◆ Records for the task:
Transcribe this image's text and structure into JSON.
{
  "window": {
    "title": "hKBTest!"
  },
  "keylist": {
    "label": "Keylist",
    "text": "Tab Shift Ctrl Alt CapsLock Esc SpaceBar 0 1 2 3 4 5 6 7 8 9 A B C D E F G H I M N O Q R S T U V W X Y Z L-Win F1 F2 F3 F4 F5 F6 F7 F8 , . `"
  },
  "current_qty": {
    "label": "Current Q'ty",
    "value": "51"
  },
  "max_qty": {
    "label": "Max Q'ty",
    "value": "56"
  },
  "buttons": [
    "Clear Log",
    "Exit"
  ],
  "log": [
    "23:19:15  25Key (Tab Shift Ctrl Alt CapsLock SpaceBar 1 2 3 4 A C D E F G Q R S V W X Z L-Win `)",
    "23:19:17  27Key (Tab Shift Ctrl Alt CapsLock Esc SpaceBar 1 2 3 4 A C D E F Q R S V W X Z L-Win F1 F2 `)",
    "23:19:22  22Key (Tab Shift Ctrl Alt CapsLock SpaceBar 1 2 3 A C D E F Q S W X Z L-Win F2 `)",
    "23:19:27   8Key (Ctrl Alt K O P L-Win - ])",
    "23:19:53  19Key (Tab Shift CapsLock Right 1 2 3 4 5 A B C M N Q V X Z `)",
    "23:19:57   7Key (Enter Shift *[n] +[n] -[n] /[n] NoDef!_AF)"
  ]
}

◆ Your goal: Repeat each of the entries above precisely as given.

◆ Problem solution:
Transcribe this image's text and structure into JSON.
{
  "window": {
    "title": "hKBTest!"
  },
  "keylist": {
    "label": "Keylist",
    "text": "Tab Shift Ctrl Alt CapsLock Esc SpaceBar 0 1 2 3 4 5 6 7 8 9 A B C D E F G H I M N O Q R S T U V W X Y Z L-Win F1 F2 F3 F4 F5 F6 F7 F8 , . `"
  },
  "current_qty": {
    "label": "Current Q'ty",
    "value": "51"
  },
  "max_qty": {
    "label": "Max Q'ty",
    "value": "56"
  },
  "buttons": [
    "Clear Log",
    "Exit"
  ],
  "log": [
    "23:19:15  25Key (Tab Shift Ctrl Alt CapsLock SpaceBar 1 2 3 4 A C D E F G Q R S V W X Z L-Win `)",
    "23:19:17  27Key (Tab Shift Ctrl Alt CapsLock Esc SpaceBar 1 2 3 4 A C D E F Q R S V W X Z L-Win F1 F2 `)",
    "23:19:22  22Key (Tab Shift Ctrl Alt CapsLock SpaceBar 1 2 3 A C D E F Q S W X Z L-Win F2 `)",
    "23:19:27   8Key (Ctrl Alt K O P L-Win - ])",
    "23:19:53  19Key (Tab Shift CapsLock Right 1 2 3 4 5 A B C M N Q V X Z `)",
    "23:19:57   7Key (Enter Shift *[n] +[n] -[n] /[n] NoDef!_AF)"
  ]
}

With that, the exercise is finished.